■ INSTRUCTIONS TO FOLLOW ■
Copy the listing below in full and skip every picture.

----------------------------------------

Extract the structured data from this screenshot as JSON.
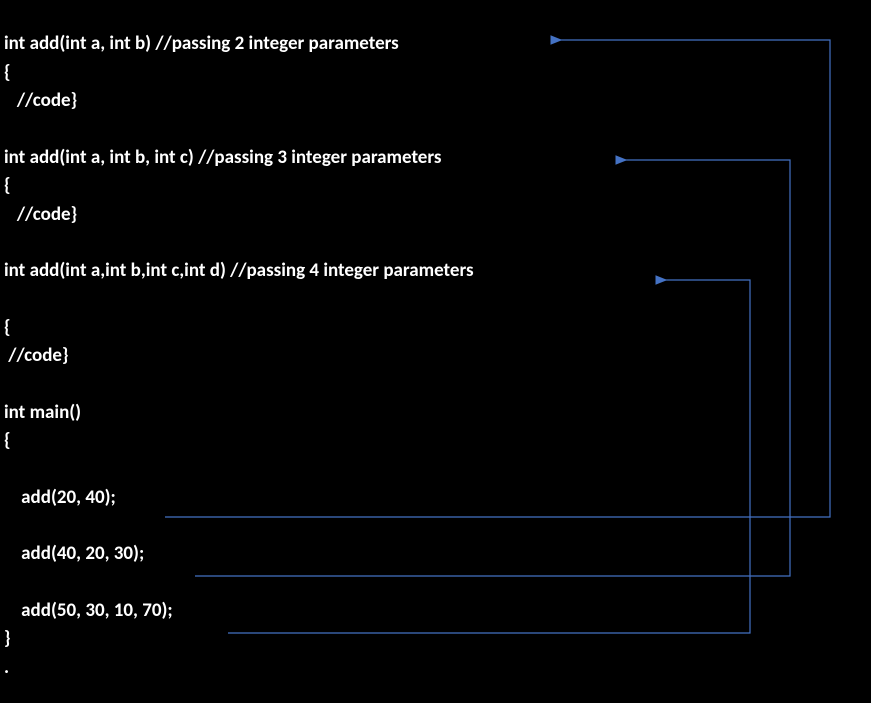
{
  "code": {
    "func1_sig": "int add(int a, int b) //passing 2 integer parameters",
    "brace_open": "{",
    "code_comment": "   //code}",
    "code_comment2": " //code}",
    "func2_sig": "int add(int a, int b, int c) //passing 3 integer parameters",
    "func3_sig": "int add(int a,int b,int c,int d) //passing 4 integer parameters",
    "main_sig": "int main()",
    "call1": "    add(20, 40);",
    "call2": "    add(40, 20, 30);",
    "call3": "    add(50, 30, 10, 70);",
    "brace_close": "}",
    "dot": "."
  },
  "arrows": {
    "color": "#4472C4",
    "strokeWidth": "1.2"
  },
  "diagram_data": {
    "type": "function-overloading-diagram",
    "functions": [
      {
        "name": "add",
        "params": [
          "int a",
          "int b"
        ],
        "comment": "passing 2 integer parameters"
      },
      {
        "name": "add",
        "params": [
          "int a",
          "int b",
          "int c"
        ],
        "comment": "passing 3 integer parameters"
      },
      {
        "name": "add",
        "params": [
          "int a",
          "int b",
          "int c",
          "int d"
        ],
        "comment": "passing 4 integer parameters"
      }
    ],
    "calls": [
      {
        "call": "add(20, 40)",
        "maps_to_function_index": 0
      },
      {
        "call": "add(40, 20, 30)",
        "maps_to_function_index": 1
      },
      {
        "call": "add(50, 30, 10, 70)",
        "maps_to_function_index": 2
      }
    ]
  }
}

----------------------------------------

■ RESPONSE TO THIS TASK ■
Extract the structured data from this screenshot as JSON.
{
  "code": {
    "func1_sig": "int add(int a, int b) //passing 2 integer parameters",
    "brace_open": "{",
    "code_comment": "   //code}",
    "code_comment2": " //code}",
    "func2_sig": "int add(int a, int b, int c) //passing 3 integer parameters",
    "func3_sig": "int add(int a,int b,int c,int d) //passing 4 integer parameters",
    "main_sig": "int main()",
    "call1": "    add(20, 40);",
    "call2": "    add(40, 20, 30);",
    "call3": "    add(50, 30, 10, 70);",
    "brace_close": "}",
    "dot": "."
  },
  "arrows": {
    "color": "#4472C4",
    "strokeWidth": "1.2"
  },
  "diagram_data": {
    "type": "function-overloading-diagram",
    "functions": [
      {
        "name": "add",
        "params": [
          "int a",
          "int b"
        ],
        "comment": "passing 2 integer parameters"
      },
      {
        "name": "add",
        "params": [
          "int a",
          "int b",
          "int c"
        ],
        "comment": "passing 3 integer parameters"
      },
      {
        "name": "add",
        "params": [
          "int a",
          "int b",
          "int c",
          "int d"
        ],
        "comment": "passing 4 integer parameters"
      }
    ],
    "calls": [
      {
        "call": "add(20, 40)",
        "maps_to_function_index": 0
      },
      {
        "call": "add(40, 20, 30)",
        "maps_to_function_index": 1
      },
      {
        "call": "add(50, 30, 10, 70)",
        "maps_to_function_index": 2
      }
    ]
  }
}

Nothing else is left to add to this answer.